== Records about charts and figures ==
— start —

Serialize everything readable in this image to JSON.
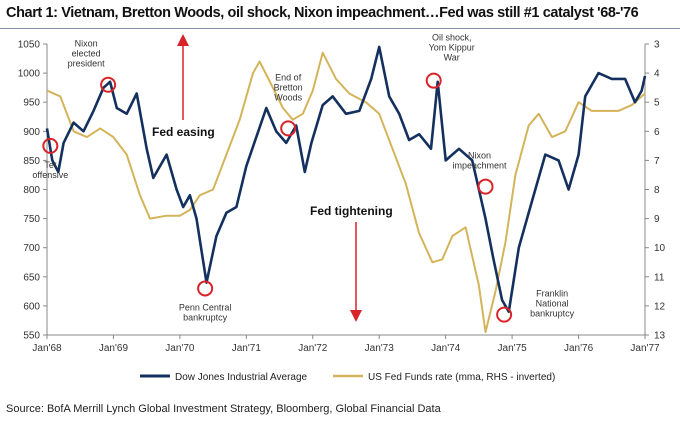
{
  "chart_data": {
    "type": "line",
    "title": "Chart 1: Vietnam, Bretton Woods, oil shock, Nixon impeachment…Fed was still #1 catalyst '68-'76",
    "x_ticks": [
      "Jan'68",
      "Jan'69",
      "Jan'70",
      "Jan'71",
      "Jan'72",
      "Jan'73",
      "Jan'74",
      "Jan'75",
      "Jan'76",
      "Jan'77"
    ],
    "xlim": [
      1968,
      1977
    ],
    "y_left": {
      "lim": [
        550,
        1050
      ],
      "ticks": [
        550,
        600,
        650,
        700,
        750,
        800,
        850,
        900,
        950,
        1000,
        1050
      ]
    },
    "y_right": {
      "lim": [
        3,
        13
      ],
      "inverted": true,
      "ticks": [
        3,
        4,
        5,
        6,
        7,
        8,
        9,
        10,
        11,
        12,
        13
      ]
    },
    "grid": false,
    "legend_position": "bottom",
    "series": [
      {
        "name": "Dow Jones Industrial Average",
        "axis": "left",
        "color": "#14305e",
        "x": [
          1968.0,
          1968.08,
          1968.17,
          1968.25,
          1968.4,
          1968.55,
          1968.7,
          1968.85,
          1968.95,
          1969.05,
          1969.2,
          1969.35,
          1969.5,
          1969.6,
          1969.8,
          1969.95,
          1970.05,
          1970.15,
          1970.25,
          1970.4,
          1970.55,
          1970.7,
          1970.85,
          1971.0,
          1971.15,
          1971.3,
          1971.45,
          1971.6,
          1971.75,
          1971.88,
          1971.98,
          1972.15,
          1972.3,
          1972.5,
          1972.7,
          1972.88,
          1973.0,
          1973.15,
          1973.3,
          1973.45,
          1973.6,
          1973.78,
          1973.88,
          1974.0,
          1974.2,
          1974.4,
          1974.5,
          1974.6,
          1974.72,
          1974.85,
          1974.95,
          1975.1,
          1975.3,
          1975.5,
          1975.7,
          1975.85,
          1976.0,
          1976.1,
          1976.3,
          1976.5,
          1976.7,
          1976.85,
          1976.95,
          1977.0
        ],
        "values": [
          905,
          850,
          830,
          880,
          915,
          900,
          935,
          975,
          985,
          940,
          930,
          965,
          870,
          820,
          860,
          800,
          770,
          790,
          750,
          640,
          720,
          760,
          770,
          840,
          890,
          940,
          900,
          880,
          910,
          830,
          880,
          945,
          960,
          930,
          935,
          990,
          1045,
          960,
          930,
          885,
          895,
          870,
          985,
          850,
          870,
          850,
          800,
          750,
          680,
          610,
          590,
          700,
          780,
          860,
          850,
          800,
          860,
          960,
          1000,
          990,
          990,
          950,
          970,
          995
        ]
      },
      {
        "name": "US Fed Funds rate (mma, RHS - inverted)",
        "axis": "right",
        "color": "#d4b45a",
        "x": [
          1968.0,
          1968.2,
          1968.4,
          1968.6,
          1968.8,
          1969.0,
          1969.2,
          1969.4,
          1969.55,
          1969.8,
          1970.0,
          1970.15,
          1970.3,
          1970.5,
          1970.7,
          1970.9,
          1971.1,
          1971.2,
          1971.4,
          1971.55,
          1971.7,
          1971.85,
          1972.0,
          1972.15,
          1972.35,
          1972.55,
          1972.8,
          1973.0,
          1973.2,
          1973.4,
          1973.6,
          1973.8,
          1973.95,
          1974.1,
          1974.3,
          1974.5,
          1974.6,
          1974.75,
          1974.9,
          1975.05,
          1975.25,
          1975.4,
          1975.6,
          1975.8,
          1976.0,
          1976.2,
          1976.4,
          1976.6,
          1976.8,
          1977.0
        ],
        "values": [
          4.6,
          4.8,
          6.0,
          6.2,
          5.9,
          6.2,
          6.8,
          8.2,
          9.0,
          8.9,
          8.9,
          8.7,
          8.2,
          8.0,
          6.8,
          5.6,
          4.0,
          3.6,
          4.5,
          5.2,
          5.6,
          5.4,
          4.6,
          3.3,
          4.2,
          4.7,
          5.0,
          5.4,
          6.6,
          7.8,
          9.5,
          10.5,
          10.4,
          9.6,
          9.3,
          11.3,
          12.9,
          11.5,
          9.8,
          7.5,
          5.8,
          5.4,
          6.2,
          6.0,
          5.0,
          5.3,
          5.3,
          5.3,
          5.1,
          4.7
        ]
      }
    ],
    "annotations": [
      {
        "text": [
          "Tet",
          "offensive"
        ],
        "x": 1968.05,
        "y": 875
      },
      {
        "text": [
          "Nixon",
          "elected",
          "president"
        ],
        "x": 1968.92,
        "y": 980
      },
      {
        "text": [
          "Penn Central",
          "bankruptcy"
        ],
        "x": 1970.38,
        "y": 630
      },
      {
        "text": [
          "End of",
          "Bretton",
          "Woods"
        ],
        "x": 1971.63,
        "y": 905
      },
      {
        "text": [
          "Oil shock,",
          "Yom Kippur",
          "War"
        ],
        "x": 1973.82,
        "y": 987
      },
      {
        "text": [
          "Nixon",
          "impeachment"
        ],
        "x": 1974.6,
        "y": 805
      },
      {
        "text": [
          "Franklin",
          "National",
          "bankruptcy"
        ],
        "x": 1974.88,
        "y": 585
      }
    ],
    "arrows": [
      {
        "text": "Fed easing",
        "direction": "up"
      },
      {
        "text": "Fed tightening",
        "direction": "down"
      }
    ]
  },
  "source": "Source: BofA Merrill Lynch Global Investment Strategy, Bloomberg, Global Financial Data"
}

— end —
— start —

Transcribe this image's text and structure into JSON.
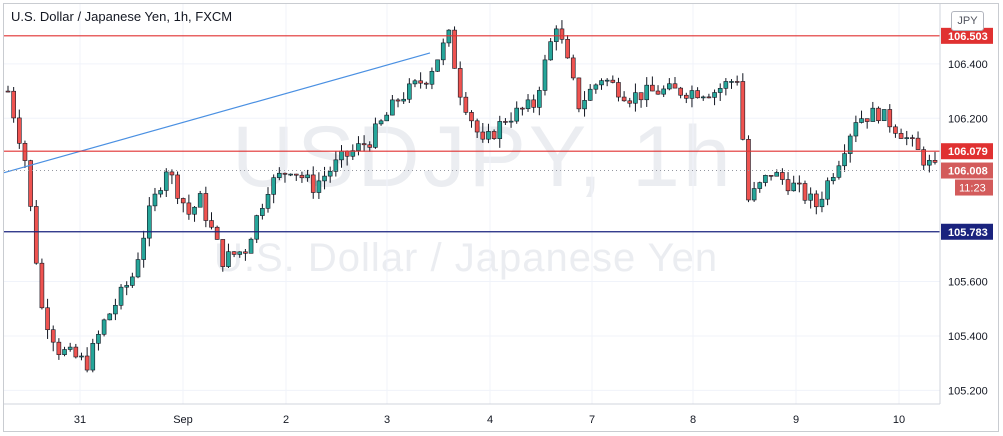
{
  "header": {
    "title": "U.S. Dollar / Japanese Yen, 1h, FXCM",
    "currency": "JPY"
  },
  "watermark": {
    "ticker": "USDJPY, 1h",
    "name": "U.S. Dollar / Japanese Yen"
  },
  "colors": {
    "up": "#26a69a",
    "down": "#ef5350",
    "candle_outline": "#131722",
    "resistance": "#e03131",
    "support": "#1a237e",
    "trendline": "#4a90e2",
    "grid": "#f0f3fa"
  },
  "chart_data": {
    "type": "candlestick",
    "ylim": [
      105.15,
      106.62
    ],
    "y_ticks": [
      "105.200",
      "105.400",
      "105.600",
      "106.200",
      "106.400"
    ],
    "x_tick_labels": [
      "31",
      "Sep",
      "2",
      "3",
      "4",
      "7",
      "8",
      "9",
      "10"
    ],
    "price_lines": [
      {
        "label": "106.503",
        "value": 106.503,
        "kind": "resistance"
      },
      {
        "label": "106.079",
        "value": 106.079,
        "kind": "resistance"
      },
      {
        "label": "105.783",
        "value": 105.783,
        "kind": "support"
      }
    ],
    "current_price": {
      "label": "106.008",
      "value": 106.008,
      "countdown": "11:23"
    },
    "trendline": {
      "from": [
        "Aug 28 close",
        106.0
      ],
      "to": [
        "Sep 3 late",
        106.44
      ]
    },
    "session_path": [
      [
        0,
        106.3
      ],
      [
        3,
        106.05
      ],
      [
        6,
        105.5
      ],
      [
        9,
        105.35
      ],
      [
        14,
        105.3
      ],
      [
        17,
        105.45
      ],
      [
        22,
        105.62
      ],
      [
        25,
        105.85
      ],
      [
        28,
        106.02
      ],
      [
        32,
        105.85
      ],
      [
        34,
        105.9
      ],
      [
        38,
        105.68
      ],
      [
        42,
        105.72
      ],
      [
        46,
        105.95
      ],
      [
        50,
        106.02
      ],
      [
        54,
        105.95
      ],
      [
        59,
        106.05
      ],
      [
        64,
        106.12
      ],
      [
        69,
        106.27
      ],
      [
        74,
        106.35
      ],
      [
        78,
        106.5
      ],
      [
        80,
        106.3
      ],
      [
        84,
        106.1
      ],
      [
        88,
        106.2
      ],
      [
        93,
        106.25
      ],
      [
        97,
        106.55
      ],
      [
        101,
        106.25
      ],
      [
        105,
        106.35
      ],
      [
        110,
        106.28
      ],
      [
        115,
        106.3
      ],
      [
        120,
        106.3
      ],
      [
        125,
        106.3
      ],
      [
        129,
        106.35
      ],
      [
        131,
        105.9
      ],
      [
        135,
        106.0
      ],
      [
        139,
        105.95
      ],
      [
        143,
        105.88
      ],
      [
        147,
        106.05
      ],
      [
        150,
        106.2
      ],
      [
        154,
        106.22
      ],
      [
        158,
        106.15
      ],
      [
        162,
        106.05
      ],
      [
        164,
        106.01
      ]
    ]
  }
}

— end —

== What you need to do ==
State how many lines of the listing include "Woods", and nothing more.

== Final answer ==
2